### REQUIREMENT
Can you print every record below exactly as written?

### DATA FOR THE TASK
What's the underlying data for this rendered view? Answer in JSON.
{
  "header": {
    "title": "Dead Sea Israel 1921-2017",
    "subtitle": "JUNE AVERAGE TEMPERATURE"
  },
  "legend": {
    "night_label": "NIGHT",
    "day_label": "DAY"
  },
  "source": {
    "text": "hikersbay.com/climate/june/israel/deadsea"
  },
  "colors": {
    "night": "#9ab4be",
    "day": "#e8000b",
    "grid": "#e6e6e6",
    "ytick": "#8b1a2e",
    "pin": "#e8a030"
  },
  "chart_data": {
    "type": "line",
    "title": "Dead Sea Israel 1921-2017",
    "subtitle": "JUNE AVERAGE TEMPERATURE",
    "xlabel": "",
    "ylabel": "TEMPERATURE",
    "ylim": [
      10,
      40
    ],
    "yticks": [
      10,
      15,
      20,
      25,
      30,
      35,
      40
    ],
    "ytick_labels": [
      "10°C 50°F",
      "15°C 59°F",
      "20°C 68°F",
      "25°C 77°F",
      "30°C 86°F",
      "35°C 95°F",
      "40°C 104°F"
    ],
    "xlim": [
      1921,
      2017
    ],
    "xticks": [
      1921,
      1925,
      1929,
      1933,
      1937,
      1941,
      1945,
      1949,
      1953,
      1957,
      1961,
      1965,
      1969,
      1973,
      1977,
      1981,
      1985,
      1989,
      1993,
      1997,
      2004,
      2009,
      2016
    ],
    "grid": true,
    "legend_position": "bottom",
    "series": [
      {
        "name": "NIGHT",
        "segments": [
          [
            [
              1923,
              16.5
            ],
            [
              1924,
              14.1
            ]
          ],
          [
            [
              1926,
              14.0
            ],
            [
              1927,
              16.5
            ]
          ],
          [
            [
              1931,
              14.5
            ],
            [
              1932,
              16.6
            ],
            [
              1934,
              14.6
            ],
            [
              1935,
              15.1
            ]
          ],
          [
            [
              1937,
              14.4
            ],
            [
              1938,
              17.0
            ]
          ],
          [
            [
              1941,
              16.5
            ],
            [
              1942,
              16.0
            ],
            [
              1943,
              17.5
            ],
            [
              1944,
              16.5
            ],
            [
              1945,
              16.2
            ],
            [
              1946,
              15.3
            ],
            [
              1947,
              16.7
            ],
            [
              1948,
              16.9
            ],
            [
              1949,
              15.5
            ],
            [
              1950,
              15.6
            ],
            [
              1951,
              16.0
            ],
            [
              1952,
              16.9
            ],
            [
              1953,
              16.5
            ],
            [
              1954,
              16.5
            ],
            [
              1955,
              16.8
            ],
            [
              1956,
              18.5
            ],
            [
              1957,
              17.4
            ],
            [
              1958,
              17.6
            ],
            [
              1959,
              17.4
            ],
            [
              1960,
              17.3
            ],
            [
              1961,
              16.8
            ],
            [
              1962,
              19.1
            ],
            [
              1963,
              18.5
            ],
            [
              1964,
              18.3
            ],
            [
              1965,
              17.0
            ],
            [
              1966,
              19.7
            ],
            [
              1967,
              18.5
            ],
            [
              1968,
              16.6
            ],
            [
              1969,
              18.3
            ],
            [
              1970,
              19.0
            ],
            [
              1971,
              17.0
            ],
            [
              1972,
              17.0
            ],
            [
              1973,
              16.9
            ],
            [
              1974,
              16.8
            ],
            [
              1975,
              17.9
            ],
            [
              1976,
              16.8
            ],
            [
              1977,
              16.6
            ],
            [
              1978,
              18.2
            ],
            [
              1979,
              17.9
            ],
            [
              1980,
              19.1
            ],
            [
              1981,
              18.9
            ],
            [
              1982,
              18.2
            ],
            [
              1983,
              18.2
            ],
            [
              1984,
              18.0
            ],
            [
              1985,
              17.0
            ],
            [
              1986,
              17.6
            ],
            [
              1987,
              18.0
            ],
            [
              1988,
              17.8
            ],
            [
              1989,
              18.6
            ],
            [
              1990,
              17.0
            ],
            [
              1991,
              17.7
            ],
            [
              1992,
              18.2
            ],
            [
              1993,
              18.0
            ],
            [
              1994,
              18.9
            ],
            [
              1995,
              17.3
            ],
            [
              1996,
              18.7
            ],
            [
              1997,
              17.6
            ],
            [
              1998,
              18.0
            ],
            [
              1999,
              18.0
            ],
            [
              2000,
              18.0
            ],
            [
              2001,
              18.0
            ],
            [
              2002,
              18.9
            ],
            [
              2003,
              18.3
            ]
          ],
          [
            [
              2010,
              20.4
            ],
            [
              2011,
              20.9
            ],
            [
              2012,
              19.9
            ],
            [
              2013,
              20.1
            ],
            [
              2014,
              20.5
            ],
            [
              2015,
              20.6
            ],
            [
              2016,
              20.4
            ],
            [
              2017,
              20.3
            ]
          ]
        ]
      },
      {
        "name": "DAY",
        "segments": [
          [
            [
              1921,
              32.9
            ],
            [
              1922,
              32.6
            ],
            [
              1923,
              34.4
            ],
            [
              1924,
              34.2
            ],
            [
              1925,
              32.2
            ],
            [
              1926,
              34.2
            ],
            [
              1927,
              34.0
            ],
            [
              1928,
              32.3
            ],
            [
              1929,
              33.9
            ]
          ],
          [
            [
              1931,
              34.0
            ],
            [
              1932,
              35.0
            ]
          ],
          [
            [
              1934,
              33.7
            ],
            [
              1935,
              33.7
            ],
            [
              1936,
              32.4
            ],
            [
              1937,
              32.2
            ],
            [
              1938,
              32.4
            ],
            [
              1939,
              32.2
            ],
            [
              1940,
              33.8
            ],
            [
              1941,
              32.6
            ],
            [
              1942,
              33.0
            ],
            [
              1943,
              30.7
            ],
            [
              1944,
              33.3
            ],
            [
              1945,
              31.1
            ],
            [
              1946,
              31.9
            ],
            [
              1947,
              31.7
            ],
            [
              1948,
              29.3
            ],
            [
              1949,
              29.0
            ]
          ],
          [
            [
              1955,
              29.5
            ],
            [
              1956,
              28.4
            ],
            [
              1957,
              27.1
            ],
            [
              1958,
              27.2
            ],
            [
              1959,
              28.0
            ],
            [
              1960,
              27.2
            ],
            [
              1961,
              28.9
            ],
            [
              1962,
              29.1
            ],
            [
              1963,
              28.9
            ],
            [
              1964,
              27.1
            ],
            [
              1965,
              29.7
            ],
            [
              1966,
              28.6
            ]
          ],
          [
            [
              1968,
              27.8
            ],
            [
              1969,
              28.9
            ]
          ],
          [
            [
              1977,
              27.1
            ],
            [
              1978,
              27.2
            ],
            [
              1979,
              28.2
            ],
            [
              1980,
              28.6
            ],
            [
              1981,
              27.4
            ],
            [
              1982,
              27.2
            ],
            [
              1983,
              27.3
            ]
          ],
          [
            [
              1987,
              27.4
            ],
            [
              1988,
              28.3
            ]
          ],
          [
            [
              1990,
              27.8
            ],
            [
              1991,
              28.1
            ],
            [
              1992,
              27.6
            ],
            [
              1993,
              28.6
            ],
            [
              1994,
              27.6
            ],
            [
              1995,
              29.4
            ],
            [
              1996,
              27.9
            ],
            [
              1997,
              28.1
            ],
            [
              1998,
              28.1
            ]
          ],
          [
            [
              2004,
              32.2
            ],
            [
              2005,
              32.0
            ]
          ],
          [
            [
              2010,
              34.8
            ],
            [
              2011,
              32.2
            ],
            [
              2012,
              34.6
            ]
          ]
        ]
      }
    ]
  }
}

### TASK RESPONSE
What's the underlying data for this rendered view? Answer in JSON.
{
  "header": {
    "title": "Dead Sea Israel 1921-2017",
    "subtitle": "JUNE AVERAGE TEMPERATURE"
  },
  "legend": {
    "night_label": "NIGHT",
    "day_label": "DAY"
  },
  "source": {
    "text": "hikersbay.com/climate/june/israel/deadsea"
  },
  "colors": {
    "night": "#9ab4be",
    "day": "#e8000b",
    "grid": "#e6e6e6",
    "ytick": "#8b1a2e",
    "pin": "#e8a030"
  },
  "chart_data": {
    "type": "line",
    "title": "Dead Sea Israel 1921-2017",
    "subtitle": "JUNE AVERAGE TEMPERATURE",
    "xlabel": "",
    "ylabel": "TEMPERATURE",
    "ylim": [
      10,
      40
    ],
    "yticks": [
      10,
      15,
      20,
      25,
      30,
      35,
      40
    ],
    "ytick_labels": [
      "10°C 50°F",
      "15°C 59°F",
      "20°C 68°F",
      "25°C 77°F",
      "30°C 86°F",
      "35°C 95°F",
      "40°C 104°F"
    ],
    "xlim": [
      1921,
      2017
    ],
    "xticks": [
      1921,
      1925,
      1929,
      1933,
      1937,
      1941,
      1945,
      1949,
      1953,
      1957,
      1961,
      1965,
      1969,
      1973,
      1977,
      1981,
      1985,
      1989,
      1993,
      1997,
      2004,
      2009,
      2016
    ],
    "grid": true,
    "legend_position": "bottom",
    "series": [
      {
        "name": "NIGHT",
        "segments": [
          [
            [
              1923,
              16.5
            ],
            [
              1924,
              14.1
            ]
          ],
          [
            [
              1926,
              14.0
            ],
            [
              1927,
              16.5
            ]
          ],
          [
            [
              1931,
              14.5
            ],
            [
              1932,
              16.6
            ],
            [
              1934,
              14.6
            ],
            [
              1935,
              15.1
            ]
          ],
          [
            [
              1937,
              14.4
            ],
            [
              1938,
              17.0
            ]
          ],
          [
            [
              1941,
              16.5
            ],
            [
              1942,
              16.0
            ],
            [
              1943,
              17.5
            ],
            [
              1944,
              16.5
            ],
            [
              1945,
              16.2
            ],
            [
              1946,
              15.3
            ],
            [
              1947,
              16.7
            ],
            [
              1948,
              16.9
            ],
            [
              1949,
              15.5
            ],
            [
              1950,
              15.6
            ],
            [
              1951,
              16.0
            ],
            [
              1952,
              16.9
            ],
            [
              1953,
              16.5
            ],
            [
              1954,
              16.5
            ],
            [
              1955,
              16.8
            ],
            [
              1956,
              18.5
            ],
            [
              1957,
              17.4
            ],
            [
              1958,
              17.6
            ],
            [
              1959,
              17.4
            ],
            [
              1960,
              17.3
            ],
            [
              1961,
              16.8
            ],
            [
              1962,
              19.1
            ],
            [
              1963,
              18.5
            ],
            [
              1964,
              18.3
            ],
            [
              1965,
              17.0
            ],
            [
              1966,
              19.7
            ],
            [
              1967,
              18.5
            ],
            [
              1968,
              16.6
            ],
            [
              1969,
              18.3
            ],
            [
              1970,
              19.0
            ],
            [
              1971,
              17.0
            ],
            [
              1972,
              17.0
            ],
            [
              1973,
              16.9
            ],
            [
              1974,
              16.8
            ],
            [
              1975,
              17.9
            ],
            [
              1976,
              16.8
            ],
            [
              1977,
              16.6
            ],
            [
              1978,
              18.2
            ],
            [
              1979,
              17.9
            ],
            [
              1980,
              19.1
            ],
            [
              1981,
              18.9
            ],
            [
              1982,
              18.2
            ],
            [
              1983,
              18.2
            ],
            [
              1984,
              18.0
            ],
            [
              1985,
              17.0
            ],
            [
              1986,
              17.6
            ],
            [
              1987,
              18.0
            ],
            [
              1988,
              17.8
            ],
            [
              1989,
              18.6
            ],
            [
              1990,
              17.0
            ],
            [
              1991,
              17.7
            ],
            [
              1992,
              18.2
            ],
            [
              1993,
              18.0
            ],
            [
              1994,
              18.9
            ],
            [
              1995,
              17.3
            ],
            [
              1996,
              18.7
            ],
            [
              1997,
              17.6
            ],
            [
              1998,
              18.0
            ],
            [
              1999,
              18.0
            ],
            [
              2000,
              18.0
            ],
            [
              2001,
              18.0
            ],
            [
              2002,
              18.9
            ],
            [
              2003,
              18.3
            ]
          ],
          [
            [
              2010,
              20.4
            ],
            [
              2011,
              20.9
            ],
            [
              2012,
              19.9
            ],
            [
              2013,
              20.1
            ],
            [
              2014,
              20.5
            ],
            [
              2015,
              20.6
            ],
            [
              2016,
              20.4
            ],
            [
              2017,
              20.3
            ]
          ]
        ]
      },
      {
        "name": "DAY",
        "segments": [
          [
            [
              1921,
              32.9
            ],
            [
              1922,
              32.6
            ],
            [
              1923,
              34.4
            ],
            [
              1924,
              34.2
            ],
            [
              1925,
              32.2
            ],
            [
              1926,
              34.2
            ],
            [
              1927,
              34.0
            ],
            [
              1928,
              32.3
            ],
            [
              1929,
              33.9
            ]
          ],
          [
            [
              1931,
              34.0
            ],
            [
              1932,
              35.0
            ]
          ],
          [
            [
              1934,
              33.7
            ],
            [
              1935,
              33.7
            ],
            [
              1936,
              32.4
            ],
            [
              1937,
              32.2
            ],
            [
              1938,
              32.4
            ],
            [
              1939,
              32.2
            ],
            [
              1940,
              33.8
            ],
            [
              1941,
              32.6
            ],
            [
              1942,
              33.0
            ],
            [
              1943,
              30.7
            ],
            [
              1944,
              33.3
            ],
            [
              1945,
              31.1
            ],
            [
              1946,
              31.9
            ],
            [
              1947,
              31.7
            ],
            [
              1948,
              29.3
            ],
            [
              1949,
              29.0
            ]
          ],
          [
            [
              1955,
              29.5
            ],
            [
              1956,
              28.4
            ],
            [
              1957,
              27.1
            ],
            [
              1958,
              27.2
            ],
            [
              1959,
              28.0
            ],
            [
              1960,
              27.2
            ],
            [
              1961,
              28.9
            ],
            [
              1962,
              29.1
            ],
            [
              1963,
              28.9
            ],
            [
              1964,
              27.1
            ],
            [
              1965,
              29.7
            ],
            [
              1966,
              28.6
            ]
          ],
          [
            [
              1968,
              27.8
            ],
            [
              1969,
              28.9
            ]
          ],
          [
            [
              1977,
              27.1
            ],
            [
              1978,
              27.2
            ],
            [
              1979,
              28.2
            ],
            [
              1980,
              28.6
            ],
            [
              1981,
              27.4
            ],
            [
              1982,
              27.2
            ],
            [
              1983,
              27.3
            ]
          ],
          [
            [
              1987,
              27.4
            ],
            [
              1988,
              28.3
            ]
          ],
          [
            [
              1990,
              27.8
            ],
            [
              1991,
              28.1
            ],
            [
              1992,
              27.6
            ],
            [
              1993,
              28.6
            ],
            [
              1994,
              27.6
            ],
            [
              1995,
              29.4
            ],
            [
              1996,
              27.9
            ],
            [
              1997,
              28.1
            ],
            [
              1998,
              28.1
            ]
          ],
          [
            [
              2004,
              32.2
            ],
            [
              2005,
              32.0
            ]
          ],
          [
            [
              2010,
              34.8
            ],
            [
              2011,
              32.2
            ],
            [
              2012,
              34.6
            ]
          ]
        ]
      }
    ]
  }
}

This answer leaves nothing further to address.